§ **OBJECTIVE**: Retype the material below. Keep every word exactly as it is.
#### THE DATA
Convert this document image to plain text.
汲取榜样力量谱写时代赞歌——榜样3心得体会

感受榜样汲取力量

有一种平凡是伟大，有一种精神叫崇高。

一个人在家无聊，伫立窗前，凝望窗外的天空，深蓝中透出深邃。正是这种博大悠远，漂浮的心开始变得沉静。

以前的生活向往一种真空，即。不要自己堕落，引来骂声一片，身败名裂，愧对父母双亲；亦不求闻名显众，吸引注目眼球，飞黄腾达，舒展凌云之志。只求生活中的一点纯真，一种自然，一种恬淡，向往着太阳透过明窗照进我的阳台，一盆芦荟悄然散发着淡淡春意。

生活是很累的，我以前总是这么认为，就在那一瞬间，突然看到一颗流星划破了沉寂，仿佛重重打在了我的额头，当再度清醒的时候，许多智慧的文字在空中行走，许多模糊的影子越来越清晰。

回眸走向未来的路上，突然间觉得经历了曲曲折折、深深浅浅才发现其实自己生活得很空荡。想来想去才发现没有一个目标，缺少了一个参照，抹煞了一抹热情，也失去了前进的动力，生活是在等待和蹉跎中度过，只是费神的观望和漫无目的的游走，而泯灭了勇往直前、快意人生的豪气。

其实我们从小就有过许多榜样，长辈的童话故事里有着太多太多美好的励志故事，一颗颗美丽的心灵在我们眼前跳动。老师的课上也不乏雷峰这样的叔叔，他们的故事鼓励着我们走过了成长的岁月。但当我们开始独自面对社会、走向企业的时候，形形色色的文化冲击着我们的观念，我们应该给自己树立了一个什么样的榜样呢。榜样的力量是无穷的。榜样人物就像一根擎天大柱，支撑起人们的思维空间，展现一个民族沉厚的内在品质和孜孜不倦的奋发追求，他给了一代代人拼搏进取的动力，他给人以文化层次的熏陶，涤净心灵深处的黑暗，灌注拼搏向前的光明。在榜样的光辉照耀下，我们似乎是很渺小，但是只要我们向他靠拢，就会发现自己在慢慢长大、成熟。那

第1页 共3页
########
§ **RESULT OF THIS EXERCISE**:
Convert this document image to plain text.
汲取榜样力量谱写时代赞歌——榜样3心得体会

感受榜样汲取力量

有一种平凡是伟大，有一种精神叫崇高。

一个人在家无聊，伫立窗前，凝望窗外的天空，深蓝中透出深邃。正是这种博大悠远，漂浮的心开始变得沉静。

以前的生活向往一种真空，即。不要自己堕落，引来骂声一片，身败名裂，愧对父母双亲；亦不求闻名显众，吸引注目眼球，飞黄腾达，舒展凌云之志。只求生活中的一点纯真，一种自然，一种恬淡，向往着太阳透过明窗照进我的阳台，一盆芦荟悄然散发着淡淡春意。

生活是很累的，我以前总是这么认为，就在那一瞬间，突然看到一颗流星划破了沉寂，仿佛重重打在了我的额头，当再度清醒的时候，许多智慧的文字在空中行走，许多模糊的影子越来越清晰。

回眸走向未来的路上，突然间觉得经历了曲曲折折、深深浅浅才发现其实自己生活得很空荡。想来想去才发现没有一个目标，缺少了一个参照，抹煞了一抹热情，也失去了前进的动力，生活是在等待和蹉跎中度过，只是费神的观望和漫无目的的游走，而泯灭了勇往直前、快意人生的豪气。

其实我们从小就有过许多榜样，长辈的童话故事里有着太多太多美好的励志故事，一颗颗美丽的心灵在我们眼前跳动。老师的课上也不乏雷峰这样的叔叔，他们的故事鼓励着我们走过了成长的岁月。但当我们开始独自面对社会、走向企业的时候，形形色色的文化冲击着我们的观念，我们应该给自己树立了一个什么样的榜样呢。榜样的力量是无穷的。榜样人物就像一根擎天大柱，支撑起人们的思维空间，展现一个民族沉厚的内在品质和孜孜不倦的奋发追求，他给了一代代人拼搏进取的动力，他给人以文化层次的熏陶，涤净心灵深处的黑暗，灌注拼搏向前的光明。在榜样的光辉照耀下，我们似乎是很渺小，但是只要我们向他靠拢，就会发现自己在慢慢长大、成熟。那

第1页 共3页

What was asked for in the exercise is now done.